**The task:**
Show every line below where "body" can be found.

Items listed in a dataset:
▬▬▬▬▬▬▬▬▬▬

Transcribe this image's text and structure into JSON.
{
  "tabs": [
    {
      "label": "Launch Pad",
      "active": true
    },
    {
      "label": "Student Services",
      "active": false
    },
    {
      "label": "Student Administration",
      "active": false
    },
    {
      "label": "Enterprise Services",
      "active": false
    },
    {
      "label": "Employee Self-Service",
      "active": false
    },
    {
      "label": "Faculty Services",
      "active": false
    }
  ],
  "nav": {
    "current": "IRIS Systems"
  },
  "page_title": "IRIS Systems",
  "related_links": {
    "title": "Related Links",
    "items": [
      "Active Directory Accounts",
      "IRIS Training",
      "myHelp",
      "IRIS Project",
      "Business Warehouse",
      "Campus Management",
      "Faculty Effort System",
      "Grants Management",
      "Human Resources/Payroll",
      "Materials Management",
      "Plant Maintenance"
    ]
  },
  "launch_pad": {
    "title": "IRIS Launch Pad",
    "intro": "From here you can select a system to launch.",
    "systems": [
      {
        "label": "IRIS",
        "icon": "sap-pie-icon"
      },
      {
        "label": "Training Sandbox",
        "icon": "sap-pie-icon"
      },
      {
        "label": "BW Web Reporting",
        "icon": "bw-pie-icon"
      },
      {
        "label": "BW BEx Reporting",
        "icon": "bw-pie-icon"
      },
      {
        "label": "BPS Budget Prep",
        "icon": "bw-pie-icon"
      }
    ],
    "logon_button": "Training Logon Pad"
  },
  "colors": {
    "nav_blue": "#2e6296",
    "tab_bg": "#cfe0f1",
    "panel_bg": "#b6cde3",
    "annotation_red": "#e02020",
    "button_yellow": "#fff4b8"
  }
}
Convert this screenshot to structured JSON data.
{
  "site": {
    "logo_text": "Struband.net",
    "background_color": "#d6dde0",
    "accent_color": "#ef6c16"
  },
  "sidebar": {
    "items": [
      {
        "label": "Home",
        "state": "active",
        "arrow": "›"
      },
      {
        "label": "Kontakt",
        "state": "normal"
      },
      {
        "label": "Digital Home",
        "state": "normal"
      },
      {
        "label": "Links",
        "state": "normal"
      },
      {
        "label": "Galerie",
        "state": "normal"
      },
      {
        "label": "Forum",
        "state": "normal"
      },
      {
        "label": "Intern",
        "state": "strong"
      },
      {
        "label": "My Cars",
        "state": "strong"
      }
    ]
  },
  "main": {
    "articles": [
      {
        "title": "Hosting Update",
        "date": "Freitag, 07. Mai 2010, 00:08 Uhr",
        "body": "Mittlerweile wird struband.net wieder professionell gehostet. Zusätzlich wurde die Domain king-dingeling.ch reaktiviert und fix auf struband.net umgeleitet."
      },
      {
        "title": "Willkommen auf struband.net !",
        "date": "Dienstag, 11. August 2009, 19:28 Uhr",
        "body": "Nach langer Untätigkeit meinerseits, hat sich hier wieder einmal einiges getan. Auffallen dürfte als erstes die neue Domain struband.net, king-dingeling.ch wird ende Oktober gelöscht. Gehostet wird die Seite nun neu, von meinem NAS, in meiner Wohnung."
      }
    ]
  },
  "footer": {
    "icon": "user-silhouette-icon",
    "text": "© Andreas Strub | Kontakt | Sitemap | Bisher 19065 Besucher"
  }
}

▬▬▬▬▬▬▬▬▬▬

**Correct result:**
        "body": "Mittlerweile wird struband.net wieder professionell gehostet. Zusätzlich wurde die Domain king-dingeling.ch reaktiviert und fix auf struband.net umgeleitet."
        "body": "Nach langer Untätigkeit meinerseits, hat sich hier wieder einmal einiges getan. Auffallen dürfte als erstes die neue Domain struband.net, king-dingeling.ch wird ende Oktober gelöscht. Gehostet wird die Seite nun neu, von meinem NAS, in meiner Wohnung."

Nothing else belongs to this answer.